Reproduce the material below verbatim, every line in order, changing nothing.

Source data
#####

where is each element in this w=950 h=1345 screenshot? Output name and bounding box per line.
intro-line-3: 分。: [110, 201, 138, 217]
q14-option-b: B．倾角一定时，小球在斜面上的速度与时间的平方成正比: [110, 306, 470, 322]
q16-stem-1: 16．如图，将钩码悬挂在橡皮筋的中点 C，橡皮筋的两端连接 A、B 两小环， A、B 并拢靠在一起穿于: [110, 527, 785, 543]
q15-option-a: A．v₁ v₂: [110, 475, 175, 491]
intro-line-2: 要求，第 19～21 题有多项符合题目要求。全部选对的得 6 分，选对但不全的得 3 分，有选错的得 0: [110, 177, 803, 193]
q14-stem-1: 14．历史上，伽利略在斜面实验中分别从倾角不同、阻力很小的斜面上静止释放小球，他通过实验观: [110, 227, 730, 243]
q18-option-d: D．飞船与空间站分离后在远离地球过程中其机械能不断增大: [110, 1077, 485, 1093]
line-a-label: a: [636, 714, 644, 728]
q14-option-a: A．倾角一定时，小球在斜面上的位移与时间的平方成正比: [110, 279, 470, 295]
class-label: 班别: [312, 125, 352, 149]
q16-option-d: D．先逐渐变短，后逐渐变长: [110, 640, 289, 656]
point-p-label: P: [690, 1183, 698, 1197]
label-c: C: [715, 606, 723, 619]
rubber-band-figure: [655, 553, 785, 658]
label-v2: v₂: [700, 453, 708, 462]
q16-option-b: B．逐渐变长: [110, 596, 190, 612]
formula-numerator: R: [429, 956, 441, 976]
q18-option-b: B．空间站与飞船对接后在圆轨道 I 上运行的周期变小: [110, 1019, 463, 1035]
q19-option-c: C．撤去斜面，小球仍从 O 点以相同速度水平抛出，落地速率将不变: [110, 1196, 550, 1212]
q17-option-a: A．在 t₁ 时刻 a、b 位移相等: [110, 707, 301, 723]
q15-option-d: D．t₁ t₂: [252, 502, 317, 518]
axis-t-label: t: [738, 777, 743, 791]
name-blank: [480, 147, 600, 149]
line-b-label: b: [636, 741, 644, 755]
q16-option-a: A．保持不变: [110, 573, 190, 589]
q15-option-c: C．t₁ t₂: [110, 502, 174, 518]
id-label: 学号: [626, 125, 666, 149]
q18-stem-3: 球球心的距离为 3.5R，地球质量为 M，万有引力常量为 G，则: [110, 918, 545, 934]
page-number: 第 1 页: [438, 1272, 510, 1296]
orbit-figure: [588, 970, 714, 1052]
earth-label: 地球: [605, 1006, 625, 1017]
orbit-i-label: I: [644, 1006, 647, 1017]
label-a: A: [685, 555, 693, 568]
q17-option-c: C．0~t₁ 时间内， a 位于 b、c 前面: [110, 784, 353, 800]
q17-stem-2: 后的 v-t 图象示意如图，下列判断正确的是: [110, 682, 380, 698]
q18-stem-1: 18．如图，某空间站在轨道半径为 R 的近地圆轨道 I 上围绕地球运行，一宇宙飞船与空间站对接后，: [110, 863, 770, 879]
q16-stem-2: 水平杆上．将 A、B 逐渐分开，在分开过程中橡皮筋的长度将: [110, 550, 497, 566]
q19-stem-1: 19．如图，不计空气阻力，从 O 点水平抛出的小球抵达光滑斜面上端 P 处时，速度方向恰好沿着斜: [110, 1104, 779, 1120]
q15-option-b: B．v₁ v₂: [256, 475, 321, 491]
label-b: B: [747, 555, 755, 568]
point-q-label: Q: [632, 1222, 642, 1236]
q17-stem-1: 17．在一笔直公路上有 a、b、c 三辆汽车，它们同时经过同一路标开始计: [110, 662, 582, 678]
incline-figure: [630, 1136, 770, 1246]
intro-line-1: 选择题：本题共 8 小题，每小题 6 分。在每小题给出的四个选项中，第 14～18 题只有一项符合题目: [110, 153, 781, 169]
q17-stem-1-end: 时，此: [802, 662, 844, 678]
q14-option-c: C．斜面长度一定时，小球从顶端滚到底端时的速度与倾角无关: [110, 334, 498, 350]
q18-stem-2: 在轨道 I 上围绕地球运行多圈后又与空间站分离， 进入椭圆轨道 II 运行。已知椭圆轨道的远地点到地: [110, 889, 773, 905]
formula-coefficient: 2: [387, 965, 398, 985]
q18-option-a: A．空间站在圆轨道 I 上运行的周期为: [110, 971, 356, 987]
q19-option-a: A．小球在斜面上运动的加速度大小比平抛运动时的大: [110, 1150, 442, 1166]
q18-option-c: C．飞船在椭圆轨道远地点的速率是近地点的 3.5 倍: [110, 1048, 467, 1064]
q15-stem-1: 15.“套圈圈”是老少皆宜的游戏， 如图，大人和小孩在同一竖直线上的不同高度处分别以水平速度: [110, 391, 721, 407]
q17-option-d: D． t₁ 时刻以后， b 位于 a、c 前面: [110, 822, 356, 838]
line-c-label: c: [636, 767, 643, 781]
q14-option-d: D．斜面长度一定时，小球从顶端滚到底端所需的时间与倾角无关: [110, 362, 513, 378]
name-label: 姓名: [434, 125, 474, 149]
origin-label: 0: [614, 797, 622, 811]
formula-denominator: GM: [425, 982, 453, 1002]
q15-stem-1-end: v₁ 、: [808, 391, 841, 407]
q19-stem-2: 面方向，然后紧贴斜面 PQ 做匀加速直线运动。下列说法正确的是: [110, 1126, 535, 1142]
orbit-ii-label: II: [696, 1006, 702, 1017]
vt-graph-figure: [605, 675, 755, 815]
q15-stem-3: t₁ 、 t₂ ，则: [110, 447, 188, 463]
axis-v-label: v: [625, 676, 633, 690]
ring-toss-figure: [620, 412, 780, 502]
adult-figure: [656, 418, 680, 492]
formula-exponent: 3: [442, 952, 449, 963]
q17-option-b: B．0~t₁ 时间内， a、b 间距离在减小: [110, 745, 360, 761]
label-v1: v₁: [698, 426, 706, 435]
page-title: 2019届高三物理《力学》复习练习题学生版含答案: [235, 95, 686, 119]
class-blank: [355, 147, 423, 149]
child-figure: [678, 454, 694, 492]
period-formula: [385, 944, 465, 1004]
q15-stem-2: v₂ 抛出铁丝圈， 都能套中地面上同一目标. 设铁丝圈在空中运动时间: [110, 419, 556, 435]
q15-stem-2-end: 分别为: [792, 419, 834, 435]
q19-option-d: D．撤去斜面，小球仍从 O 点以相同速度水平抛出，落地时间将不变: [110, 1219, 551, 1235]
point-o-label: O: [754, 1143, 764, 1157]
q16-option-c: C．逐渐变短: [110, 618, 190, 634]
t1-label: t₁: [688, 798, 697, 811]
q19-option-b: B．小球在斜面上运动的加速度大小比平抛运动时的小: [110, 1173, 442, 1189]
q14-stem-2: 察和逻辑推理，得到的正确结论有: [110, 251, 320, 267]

#####

Correct response>
where is each element in this w=950 h=1345 screenshot? Output name and bounding box per line.
intro-line-3: 分。: [110, 201, 138, 217]
q14-option-b: B．倾角一定时，小球在斜面上的速度与时间的平方成正比: [110, 306, 470, 322]
q16-stem-1: 16．如图，将钩码悬挂在橡皮筋的中点 C，橡皮筋的两端连接 A、B 两小环， A、B 并拢靠在一起穿于: [110, 527, 785, 543]
q15-option-a: A．v₁ v₂: [110, 475, 175, 491]
intro-line-2: 要求，第 19～21 题有多项符合题目要求。全部选对的得 6 分，选对但不全的得 3 分，有选错的得 0: [110, 177, 803, 193]
q14-stem-1: 14．历史上，伽利略在斜面实验中分别从倾角不同、阻力很小的斜面上静止释放小球，他通过实验观: [110, 227, 730, 243]
q18-option-d: D．飞船与空间站分离后在远离地球过程中其机械能不断增大: [110, 1077, 485, 1093]
line-a-label: a: [636, 714, 644, 728]
q14-option-a: A．倾角一定时，小球在斜面上的位移与时间的平方成正比: [110, 279, 470, 295]
class-label: 班别: [312, 125, 352, 149]
q16-option-d: D．先逐渐变短，后逐渐变长: [110, 640, 289, 656]
point-p-label: P: [690, 1183, 698, 1197]
label-c: C: [715, 606, 723, 619]
rubber-band-figure: [655, 553, 785, 658]
label-v2: v₂: [700, 453, 708, 462]
q16-option-b: B．逐渐变长: [110, 596, 190, 612]
formula-numerator: R: [429, 956, 441, 976]
q18-option-b: B．空间站与飞船对接后在圆轨道 I 上运行的周期变小: [110, 1019, 463, 1035]
q19-option-c: C．撤去斜面，小球仍从 O 点以相同速度水平抛出，落地速率将不变: [110, 1196, 550, 1212]
q17-option-a: A．在 t₁ 时刻 a、b 位移相等: [110, 707, 301, 723]
q15-option-d: D．t₁ t₂: [252, 502, 317, 518]
axis-t-label: t: [738, 777, 743, 791]
name-blank: [480, 147, 600, 149]
line-b-label: b: [636, 741, 644, 755]
q16-option-a: A．保持不变: [110, 573, 190, 589]
q15-option-c: C．t₁ t₂: [110, 502, 174, 518]
id-label: 学号: [626, 125, 666, 149]
q18-stem-3: 球球心的距离为 3.5R，地球质量为 M，万有引力常量为 G，则: [110, 918, 545, 934]
page-number: 第 1 页: [438, 1272, 510, 1296]
orbit-figure: [588, 970, 714, 1052]
earth-label: 地球: [605, 1006, 625, 1017]
orbit-i-label: I: [644, 1006, 647, 1017]
label-a: A: [685, 555, 693, 568]
q17-option-c: C．0~t₁ 时间内， a 位于 b、c 前面: [110, 784, 353, 800]
q17-stem-2: 后的 v-t 图象示意如图，下列判断正确的是: [110, 682, 380, 698]
q18-stem-1: 18．如图，某空间站在轨道半径为 R 的近地圆轨道 I 上围绕地球运行，一宇宙飞船与空间站对接后，: [110, 863, 770, 879]
q16-stem-2: 水平杆上．将 A、B 逐渐分开，在分开过程中橡皮筋的长度将: [110, 550, 497, 566]
q19-stem-1: 19．如图，不计空气阻力，从 O 点水平抛出的小球抵达光滑斜面上端 P 处时，速度方向恰好沿着斜: [110, 1104, 779, 1120]
q15-option-b: B．v₁ v₂: [256, 475, 321, 491]
label-b: B: [747, 555, 755, 568]
point-q-label: Q: [632, 1222, 642, 1236]
q17-stem-1: 17．在一笔直公路上有 a、b、c 三辆汽车，它们同时经过同一路标开始计: [110, 662, 582, 678]
incline-figure: [630, 1136, 770, 1246]
intro-line-1: 选择题：本题共 8 小题，每小题 6 分。在每小题给出的四个选项中，第 14～18 题只有一项符合题目: [110, 153, 781, 169]
q17-stem-1-end: 时，此: [802, 662, 844, 678]
q14-option-c: C．斜面长度一定时，小球从顶端滚到底端时的速度与倾角无关: [110, 334, 498, 350]
q18-stem-2: 在轨道 I 上围绕地球运行多圈后又与空间站分离， 进入椭圆轨道 II 运行。已知椭圆轨道的远地点到地: [110, 889, 773, 905]
formula-coefficient: 2: [387, 965, 398, 985]
q18-option-a: A．空间站在圆轨道 I 上运行的周期为: [110, 971, 356, 987]
q19-option-a: A．小球在斜面上运动的加速度大小比平抛运动时的大: [110, 1150, 442, 1166]
q18-option-c: C．飞船在椭圆轨道远地点的速率是近地点的 3.5 倍: [110, 1048, 467, 1064]
q15-stem-1: 15.“套圈圈”是老少皆宜的游戏， 如图，大人和小孩在同一竖直线上的不同高度处分别以水平速度: [110, 391, 721, 407]
q17-option-d: D． t₁ 时刻以后， b 位于 a、c 前面: [110, 822, 356, 838]
line-c-label: c: [636, 767, 643, 781]
q14-option-d: D．斜面长度一定时，小球从顶端滚到底端所需的时间与倾角无关: [110, 362, 513, 378]
name-label: 姓名: [434, 125, 474, 149]
origin-label: 0: [614, 797, 622, 811]
formula-denominator: GM: [425, 982, 453, 1002]
q15-stem-1-end: v₁ 、: [808, 391, 841, 407]
q19-stem-2: 面方向，然后紧贴斜面 PQ 做匀加速直线运动。下列说法正确的是: [110, 1126, 535, 1142]
orbit-ii-label: II: [696, 1006, 702, 1017]
vt-graph-figure: [605, 675, 755, 815]
q15-stem-3: t₁ 、 t₂ ，则: [110, 447, 188, 463]
axis-v-label: v: [625, 676, 633, 690]
ring-toss-figure: [620, 412, 780, 502]
adult-figure: [656, 418, 680, 492]
formula-exponent: 3: [442, 952, 449, 963]
q17-option-b: B．0~t₁ 时间内， a、b 间距离在减小: [110, 745, 360, 761]
label-v1: v₁: [698, 426, 706, 435]
page-title: 2019届高三物理《力学》复习练习题学生版含答案: [235, 95, 686, 119]
class-blank: [355, 147, 423, 149]
child-figure: [678, 454, 694, 492]
period-formula: [385, 944, 465, 1004]
q15-stem-2: v₂ 抛出铁丝圈， 都能套中地面上同一目标. 设铁丝圈在空中运动时间: [110, 419, 556, 435]
q15-stem-2-end: 分别为: [792, 419, 834, 435]
q19-option-d: D．撤去斜面，小球仍从 O 点以相同速度水平抛出，落地时间将不变: [110, 1219, 551, 1235]
point-o-label: O: [754, 1143, 764, 1157]
q16-option-c: C．逐渐变短: [110, 618, 190, 634]
t1-label: t₁: [688, 798, 697, 811]
q19-option-b: B．小球在斜面上运动的加速度大小比平抛运动时的小: [110, 1173, 442, 1189]
q14-stem-2: 察和逻辑推理，得到的正确结论有: [110, 251, 320, 267]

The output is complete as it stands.